• [A block of data]
+ + +
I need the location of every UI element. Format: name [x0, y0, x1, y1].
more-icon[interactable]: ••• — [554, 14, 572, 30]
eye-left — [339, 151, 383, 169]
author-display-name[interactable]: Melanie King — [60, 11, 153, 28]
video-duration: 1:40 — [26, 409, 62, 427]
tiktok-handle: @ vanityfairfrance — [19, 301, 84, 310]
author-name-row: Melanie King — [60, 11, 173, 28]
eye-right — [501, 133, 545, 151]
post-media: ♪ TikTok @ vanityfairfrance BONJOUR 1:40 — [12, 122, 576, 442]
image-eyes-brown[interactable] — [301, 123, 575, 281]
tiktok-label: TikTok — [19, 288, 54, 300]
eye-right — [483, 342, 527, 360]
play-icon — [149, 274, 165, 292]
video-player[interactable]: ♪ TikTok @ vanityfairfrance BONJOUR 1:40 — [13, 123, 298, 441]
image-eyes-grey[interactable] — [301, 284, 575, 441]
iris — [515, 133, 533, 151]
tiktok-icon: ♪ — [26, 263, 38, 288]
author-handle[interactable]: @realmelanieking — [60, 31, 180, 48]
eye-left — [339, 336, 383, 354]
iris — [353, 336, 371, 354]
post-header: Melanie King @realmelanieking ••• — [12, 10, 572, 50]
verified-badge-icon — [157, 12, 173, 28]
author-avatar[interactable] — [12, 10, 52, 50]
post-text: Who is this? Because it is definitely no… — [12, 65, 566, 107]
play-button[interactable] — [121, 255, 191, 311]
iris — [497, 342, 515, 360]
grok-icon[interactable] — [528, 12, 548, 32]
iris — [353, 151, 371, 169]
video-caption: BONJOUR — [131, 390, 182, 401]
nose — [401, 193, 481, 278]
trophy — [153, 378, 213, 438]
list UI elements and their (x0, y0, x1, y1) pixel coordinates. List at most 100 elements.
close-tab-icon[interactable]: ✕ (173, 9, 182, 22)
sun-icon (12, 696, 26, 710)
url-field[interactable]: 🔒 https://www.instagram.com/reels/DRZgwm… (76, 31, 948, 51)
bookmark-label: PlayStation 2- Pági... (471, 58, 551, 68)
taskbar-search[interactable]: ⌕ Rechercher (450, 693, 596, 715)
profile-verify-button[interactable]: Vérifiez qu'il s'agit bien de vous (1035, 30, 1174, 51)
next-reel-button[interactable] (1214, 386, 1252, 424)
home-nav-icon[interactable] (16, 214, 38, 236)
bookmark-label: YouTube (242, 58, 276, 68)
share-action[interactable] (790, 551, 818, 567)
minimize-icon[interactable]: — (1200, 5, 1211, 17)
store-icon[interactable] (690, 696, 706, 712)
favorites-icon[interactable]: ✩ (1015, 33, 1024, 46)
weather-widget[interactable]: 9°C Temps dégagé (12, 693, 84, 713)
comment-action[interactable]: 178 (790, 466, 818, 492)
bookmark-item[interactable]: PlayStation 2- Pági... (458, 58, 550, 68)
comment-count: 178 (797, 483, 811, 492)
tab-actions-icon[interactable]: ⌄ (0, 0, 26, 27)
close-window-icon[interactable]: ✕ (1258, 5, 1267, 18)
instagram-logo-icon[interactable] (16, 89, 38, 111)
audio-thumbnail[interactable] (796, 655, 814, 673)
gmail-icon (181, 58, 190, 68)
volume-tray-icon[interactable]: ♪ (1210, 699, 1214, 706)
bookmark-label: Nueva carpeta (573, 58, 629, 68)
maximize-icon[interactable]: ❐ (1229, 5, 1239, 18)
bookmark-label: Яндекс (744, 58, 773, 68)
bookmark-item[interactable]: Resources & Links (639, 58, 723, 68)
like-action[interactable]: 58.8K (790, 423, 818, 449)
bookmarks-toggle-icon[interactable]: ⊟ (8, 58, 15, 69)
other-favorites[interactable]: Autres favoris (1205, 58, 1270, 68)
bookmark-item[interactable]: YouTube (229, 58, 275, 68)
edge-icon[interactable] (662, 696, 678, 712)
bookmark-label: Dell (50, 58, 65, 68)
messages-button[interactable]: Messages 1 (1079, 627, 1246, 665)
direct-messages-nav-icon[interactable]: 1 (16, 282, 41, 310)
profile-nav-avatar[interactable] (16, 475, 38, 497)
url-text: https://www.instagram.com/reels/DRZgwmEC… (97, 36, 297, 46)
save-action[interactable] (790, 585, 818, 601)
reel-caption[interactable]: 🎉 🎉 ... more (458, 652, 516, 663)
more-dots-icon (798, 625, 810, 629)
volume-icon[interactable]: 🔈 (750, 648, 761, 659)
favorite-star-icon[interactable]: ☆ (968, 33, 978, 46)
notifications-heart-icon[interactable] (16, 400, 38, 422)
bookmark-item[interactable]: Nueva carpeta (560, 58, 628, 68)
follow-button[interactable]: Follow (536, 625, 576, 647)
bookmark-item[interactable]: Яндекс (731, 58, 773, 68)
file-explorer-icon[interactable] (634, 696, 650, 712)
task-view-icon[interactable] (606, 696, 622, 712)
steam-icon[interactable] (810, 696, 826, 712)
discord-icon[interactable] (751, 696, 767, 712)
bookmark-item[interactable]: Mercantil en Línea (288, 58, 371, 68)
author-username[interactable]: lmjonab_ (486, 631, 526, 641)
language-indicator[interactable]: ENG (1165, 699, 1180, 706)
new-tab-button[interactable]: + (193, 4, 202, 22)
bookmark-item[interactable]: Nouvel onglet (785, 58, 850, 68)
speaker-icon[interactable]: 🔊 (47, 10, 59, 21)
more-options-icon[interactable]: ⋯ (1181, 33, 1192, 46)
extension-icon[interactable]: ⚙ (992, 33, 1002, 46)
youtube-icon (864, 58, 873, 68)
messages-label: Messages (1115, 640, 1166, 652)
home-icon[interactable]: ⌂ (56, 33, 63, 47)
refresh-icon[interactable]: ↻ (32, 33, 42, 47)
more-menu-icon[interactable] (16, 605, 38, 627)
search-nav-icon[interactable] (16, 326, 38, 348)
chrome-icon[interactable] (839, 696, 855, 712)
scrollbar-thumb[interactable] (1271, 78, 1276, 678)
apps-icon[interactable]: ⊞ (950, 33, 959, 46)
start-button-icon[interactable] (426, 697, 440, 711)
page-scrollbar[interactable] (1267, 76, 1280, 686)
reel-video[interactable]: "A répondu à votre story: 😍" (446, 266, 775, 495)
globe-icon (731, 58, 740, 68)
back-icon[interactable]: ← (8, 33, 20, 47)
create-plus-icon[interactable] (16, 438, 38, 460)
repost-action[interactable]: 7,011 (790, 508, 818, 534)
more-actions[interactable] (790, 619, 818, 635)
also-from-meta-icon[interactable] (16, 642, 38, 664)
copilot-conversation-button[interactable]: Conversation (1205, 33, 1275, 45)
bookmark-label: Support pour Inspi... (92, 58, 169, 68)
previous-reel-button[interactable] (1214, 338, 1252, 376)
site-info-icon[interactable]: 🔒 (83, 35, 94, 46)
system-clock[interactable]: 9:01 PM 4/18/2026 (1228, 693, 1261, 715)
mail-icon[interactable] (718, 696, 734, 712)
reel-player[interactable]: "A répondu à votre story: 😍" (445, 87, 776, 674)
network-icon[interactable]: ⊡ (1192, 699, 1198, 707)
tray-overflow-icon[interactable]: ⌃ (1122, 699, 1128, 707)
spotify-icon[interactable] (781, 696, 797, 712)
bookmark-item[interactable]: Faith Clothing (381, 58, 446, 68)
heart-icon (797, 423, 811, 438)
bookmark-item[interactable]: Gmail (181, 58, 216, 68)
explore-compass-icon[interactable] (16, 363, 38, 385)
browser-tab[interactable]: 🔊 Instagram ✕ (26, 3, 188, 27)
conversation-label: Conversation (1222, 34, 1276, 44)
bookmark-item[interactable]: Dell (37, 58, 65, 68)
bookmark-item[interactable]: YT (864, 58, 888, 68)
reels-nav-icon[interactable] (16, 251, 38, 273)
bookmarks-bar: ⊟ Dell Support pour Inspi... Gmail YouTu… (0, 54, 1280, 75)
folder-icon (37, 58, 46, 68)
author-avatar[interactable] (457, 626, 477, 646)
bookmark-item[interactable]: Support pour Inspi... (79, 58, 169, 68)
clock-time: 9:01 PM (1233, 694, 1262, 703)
+ + +
Rewrite the material from its first line through the line with "verified-badge-icon — [157, 12, 173, 28]", putting "pupil" in place of every "iris" and leaving everything else unchanged.

• [Response to this exercise]
I need the location of every UI element. Format: name [x0, y0, x1, y1].
more-icon[interactable]: ••• — [554, 14, 572, 30]
eye-left — [339, 151, 383, 169]
author-display-name[interactable]: Melanie King — [60, 11, 153, 28]
video-duration: 1:40 — [26, 409, 62, 427]
tiktok-handle: @ vanityfairfrance — [19, 301, 84, 310]
author-name-row: Melanie King — [60, 11, 173, 28]
eye-right — [501, 133, 545, 151]
post-media: ♪ TikTok @ vanityfairfrance BONJOUR 1:40 — [12, 122, 576, 442]
image-eyes-brown[interactable] — [301, 123, 575, 281]
tiktok-label: TikTok — [19, 288, 54, 300]
eye-right — [483, 342, 527, 360]
play-icon — [149, 274, 165, 292]
video-player[interactable]: ♪ TikTok @ vanityfairfrance BONJOUR 1:40 — [13, 123, 298, 441]
image-eyes-grey[interactable] — [301, 284, 575, 441]
pupil — [515, 133, 533, 151]
tiktok-icon: ♪ — [26, 263, 38, 288]
author-handle[interactable]: @realmelanieking — [60, 31, 180, 48]
eye-left — [339, 336, 383, 354]
pupil — [353, 336, 371, 354]
post-header: Melanie King @realmelanieking ••• — [12, 10, 572, 50]
verified-badge-icon — [157, 12, 173, 28]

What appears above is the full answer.